— Start of TASK MATERIAL —

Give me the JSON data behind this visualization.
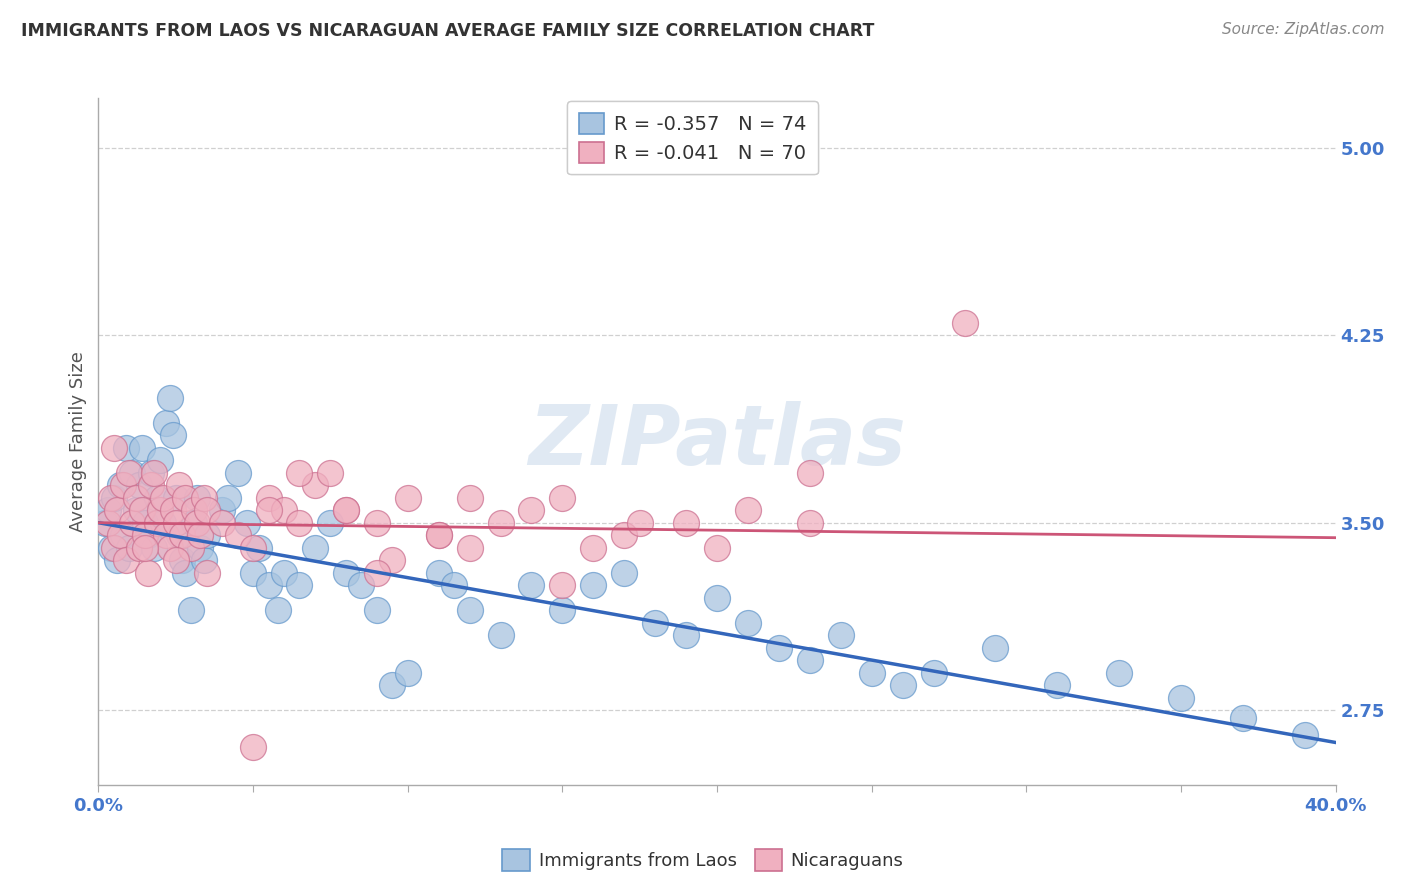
{
  "title": "IMMIGRANTS FROM LAOS VS NICARAGUAN AVERAGE FAMILY SIZE CORRELATION CHART",
  "source": "Source: ZipAtlas.com",
  "ylabel": "Average Family Size",
  "xlim": [
    0.0,
    0.4
  ],
  "ylim": [
    2.45,
    5.2
  ],
  "yticks": [
    2.75,
    3.5,
    4.25,
    5.0
  ],
  "xtick_positions": [
    0.0,
    0.05,
    0.1,
    0.15,
    0.2,
    0.25,
    0.3,
    0.35,
    0.4
  ],
  "blue_series": {
    "name": "Immigrants from Laos",
    "R": -0.357,
    "N": 74,
    "face_color": "#a8c4e0",
    "edge_color": "#6699cc",
    "line_color": "#3366bb",
    "x": [
      0.002,
      0.003,
      0.004,
      0.005,
      0.006,
      0.007,
      0.008,
      0.009,
      0.01,
      0.011,
      0.012,
      0.013,
      0.014,
      0.015,
      0.016,
      0.017,
      0.018,
      0.019,
      0.02,
      0.021,
      0.022,
      0.023,
      0.024,
      0.025,
      0.026,
      0.027,
      0.028,
      0.03,
      0.031,
      0.032,
      0.033,
      0.034,
      0.035,
      0.04,
      0.042,
      0.045,
      0.048,
      0.05,
      0.052,
      0.055,
      0.058,
      0.06,
      0.065,
      0.07,
      0.075,
      0.08,
      0.085,
      0.09,
      0.095,
      0.1,
      0.11,
      0.115,
      0.12,
      0.13,
      0.14,
      0.15,
      0.16,
      0.17,
      0.18,
      0.19,
      0.2,
      0.21,
      0.22,
      0.23,
      0.24,
      0.25,
      0.26,
      0.27,
      0.29,
      0.31,
      0.33,
      0.35,
      0.37,
      0.39
    ],
    "y": [
      3.5,
      3.55,
      3.4,
      3.6,
      3.35,
      3.65,
      3.45,
      3.8,
      3.4,
      3.7,
      3.55,
      3.65,
      3.8,
      3.5,
      3.45,
      3.7,
      3.4,
      3.6,
      3.75,
      3.5,
      3.9,
      4.0,
      3.85,
      3.6,
      3.45,
      3.35,
      3.3,
      3.15,
      3.5,
      3.6,
      3.4,
      3.35,
      3.45,
      3.55,
      3.6,
      3.7,
      3.5,
      3.3,
      3.4,
      3.25,
      3.15,
      3.3,
      3.25,
      3.4,
      3.5,
      3.3,
      3.25,
      3.15,
      2.85,
      2.9,
      3.3,
      3.25,
      3.15,
      3.05,
      3.25,
      3.15,
      3.25,
      3.3,
      3.1,
      3.05,
      3.2,
      3.1,
      3.0,
      2.95,
      3.05,
      2.9,
      2.85,
      2.9,
      3.0,
      2.85,
      2.9,
      2.8,
      2.72,
      2.65
    ]
  },
  "pink_series": {
    "name": "Nicaraguans",
    "R": -0.041,
    "N": 70,
    "face_color": "#f0b0c0",
    "edge_color": "#cc7090",
    "line_color": "#cc5577",
    "x": [
      0.003,
      0.004,
      0.005,
      0.006,
      0.007,
      0.008,
      0.009,
      0.01,
      0.011,
      0.012,
      0.013,
      0.014,
      0.015,
      0.016,
      0.017,
      0.018,
      0.019,
      0.02,
      0.021,
      0.022,
      0.023,
      0.024,
      0.025,
      0.026,
      0.027,
      0.028,
      0.03,
      0.031,
      0.032,
      0.033,
      0.034,
      0.035,
      0.04,
      0.045,
      0.05,
      0.055,
      0.06,
      0.065,
      0.07,
      0.075,
      0.08,
      0.09,
      0.1,
      0.11,
      0.12,
      0.13,
      0.14,
      0.15,
      0.17,
      0.19,
      0.21,
      0.23,
      0.005,
      0.015,
      0.025,
      0.035,
      0.055,
      0.065,
      0.08,
      0.095,
      0.15,
      0.2,
      0.12,
      0.11,
      0.28,
      0.05,
      0.175,
      0.09,
      0.23,
      0.16
    ],
    "y": [
      3.5,
      3.6,
      3.4,
      3.55,
      3.45,
      3.65,
      3.35,
      3.7,
      3.5,
      3.6,
      3.4,
      3.55,
      3.45,
      3.3,
      3.65,
      3.7,
      3.5,
      3.55,
      3.6,
      3.45,
      3.4,
      3.55,
      3.5,
      3.65,
      3.45,
      3.6,
      3.4,
      3.55,
      3.5,
      3.45,
      3.6,
      3.55,
      3.5,
      3.45,
      3.4,
      3.6,
      3.55,
      3.5,
      3.65,
      3.7,
      3.55,
      3.5,
      3.6,
      3.45,
      3.4,
      3.5,
      3.55,
      3.6,
      3.45,
      3.5,
      3.55,
      3.7,
      3.8,
      3.4,
      3.35,
      3.3,
      3.55,
      3.7,
      3.55,
      3.35,
      3.25,
      3.4,
      3.6,
      3.45,
      4.3,
      2.6,
      3.5,
      3.3,
      3.5,
      3.4
    ]
  },
  "watermark_text": "ZIPatlas",
  "grid_color": "#d0d0d0",
  "title_color": "#333333",
  "source_color": "#888888",
  "tick_label_color": "#4477cc",
  "ylabel_color": "#555555",
  "legend_label_color": "#333333",
  "legend_value_color": "#4477cc"
}
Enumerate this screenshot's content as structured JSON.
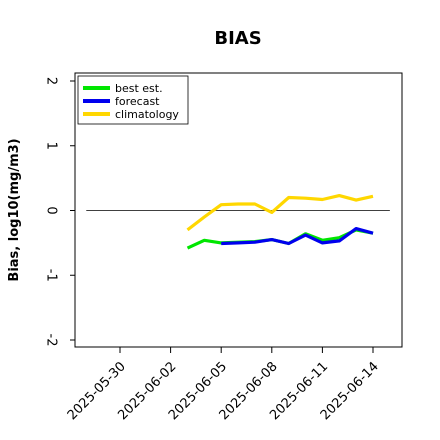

— End of TASK MATERIAL —

▶ YOUR TASK
Copy out each line word for word, please, skipping the images.

▶ REPLY
Give me the JSON data behind this visualization.
{
  "title": "IMMIGRANTS FROM LAOS VS NICARAGUAN AVERAGE FAMILY SIZE CORRELATION CHART",
  "source": "Source: ZipAtlas.com",
  "ylabel": "Average Family Size",
  "xlim": [
    0.0,
    0.4
  ],
  "ylim": [
    2.45,
    5.2
  ],
  "yticks": [
    2.75,
    3.5,
    4.25,
    5.0
  ],
  "xtick_positions": [
    0.0,
    0.05,
    0.1,
    0.15,
    0.2,
    0.25,
    0.3,
    0.35,
    0.4
  ],
  "blue_series": {
    "name": "Immigrants from Laos",
    "R": -0.357,
    "N": 74,
    "face_color": "#a8c4e0",
    "edge_color": "#6699cc",
    "line_color": "#3366bb",
    "x": [
      0.002,
      0.003,
      0.004,
      0.005,
      0.006,
      0.007,
      0.008,
      0.009,
      0.01,
      0.011,
      0.012,
      0.013,
      0.014,
      0.015,
      0.016,
      0.017,
      0.018,
      0.019,
      0.02,
      0.021,
      0.022,
      0.023,
      0.024,
      0.025,
      0.026,
      0.027,
      0.028,
      0.03,
      0.031,
      0.032,
      0.033,
      0.034,
      0.035,
      0.04,
      0.042,
      0.045,
      0.048,
      0.05,
      0.052,
      0.055,
      0.058,
      0.06,
      0.065,
      0.07,
      0.075,
      0.08,
      0.085,
      0.09,
      0.095,
      0.1,
      0.11,
      0.115,
      0.12,
      0.13,
      0.14,
      0.15,
      0.16,
      0.17,
      0.18,
      0.19,
      0.2,
      0.21,
      0.22,
      0.23,
      0.24,
      0.25,
      0.26,
      0.27,
      0.29,
      0.31,
      0.33,
      0.35,
      0.37,
      0.39
    ],
    "y": [
      3.5,
      3.55,
      3.4,
      3.6,
      3.35,
      3.65,
      3.45,
      3.8,
      3.4,
      3.7,
      3.55,
      3.65,
      3.8,
      3.5,
      3.45,
      3.7,
      3.4,
      3.6,
      3.75,
      3.5,
      3.9,
      4.0,
      3.85,
      3.6,
      3.45,
      3.35,
      3.3,
      3.15,
      3.5,
      3.6,
      3.4,
      3.35,
      3.45,
      3.55,
      3.6,
      3.7,
      3.5,
      3.3,
      3.4,
      3.25,
      3.15,
      3.3,
      3.25,
      3.4,
      3.5,
      3.3,
      3.25,
      3.15,
      2.85,
      2.9,
      3.3,
      3.25,
      3.15,
      3.05,
      3.25,
      3.15,
      3.25,
      3.3,
      3.1,
      3.05,
      3.2,
      3.1,
      3.0,
      2.95,
      3.05,
      2.9,
      2.85,
      2.9,
      3.0,
      2.85,
      2.9,
      2.8,
      2.72,
      2.65
    ]
  },
  "pink_series": {
    "name": "Nicaraguans",
    "R": -0.041,
    "N": 70,
    "face_color": "#f0b0c0",
    "edge_color": "#cc7090",
    "line_color": "#cc5577",
    "x": [
      0.003,
      0.004,
      0.005,
      0.006,
      0.007,
      0.008,
      0.009,
      0.01,
      0.011,
      0.012,
      0.013,
      0.014,
      0.015,
      0.016,
      0.017,
      0.018,
      0.019,
      0.02,
      0.021,
      0.022,
      0.023,
      0.024,
      0.025,
      0.026,
      0.027,
      0.028,
      0.03,
      0.031,
      0.032,
      0.033,
      0.034,
      0.035,
      0.04,
      0.045,
      0.05,
      0.055,
      0.06,
      0.065,
      0.07,
      0.075,
      0.08,
      0.09,
      0.1,
      0.11,
      0.12,
      0.13,
      0.14,
      0.15,
      0.17,
      0.19,
      0.21,
      0.23,
      0.005,
      0.015,
      0.025,
      0.035,
      0.055,
      0.065,
      0.08,
      0.095,
      0.15,
      0.2,
      0.12,
      0.11,
      0.28,
      0.05,
      0.175,
      0.09,
      0.23,
      0.16
    ],
    "y": [
      3.5,
      3.6,
      3.4,
      3.55,
      3.45,
      3.65,
      3.35,
      3.7,
      3.5,
      3.6,
      3.4,
      3.55,
      3.45,
      3.3,
      3.65,
      3.7,
      3.5,
      3.55,
      3.6,
      3.45,
      3.4,
      3.55,
      3.5,
      3.65,
      3.45,
      3.6,
      3.4,
      3.55,
      3.5,
      3.45,
      3.6,
      3.55,
      3.5,
      3.45,
      3.4,
      3.6,
      3.55,
      3.5,
      3.65,
      3.7,
      3.55,
      3.5,
      3.6,
      3.45,
      3.4,
      3.5,
      3.55,
      3.6,
      3.45,
      3.5,
      3.55,
      3.7,
      3.8,
      3.4,
      3.35,
      3.3,
      3.55,
      3.7,
      3.55,
      3.35,
      3.25,
      3.4,
      3.6,
      3.45,
      4.3,
      2.6,
      3.5,
      3.3,
      3.5,
      3.4
    ]
  },
  "watermark_text": "ZIPatlas",
  "grid_color": "#d0d0d0",
  "title_color": "#333333",
  "source_color": "#888888",
  "tick_label_color": "#4477cc",
  "ylabel_color": "#555555",
  "legend_label_color": "#333333",
  "legend_value_color": "#4477cc"
}
Enumerate this screenshot's content as structured JSON.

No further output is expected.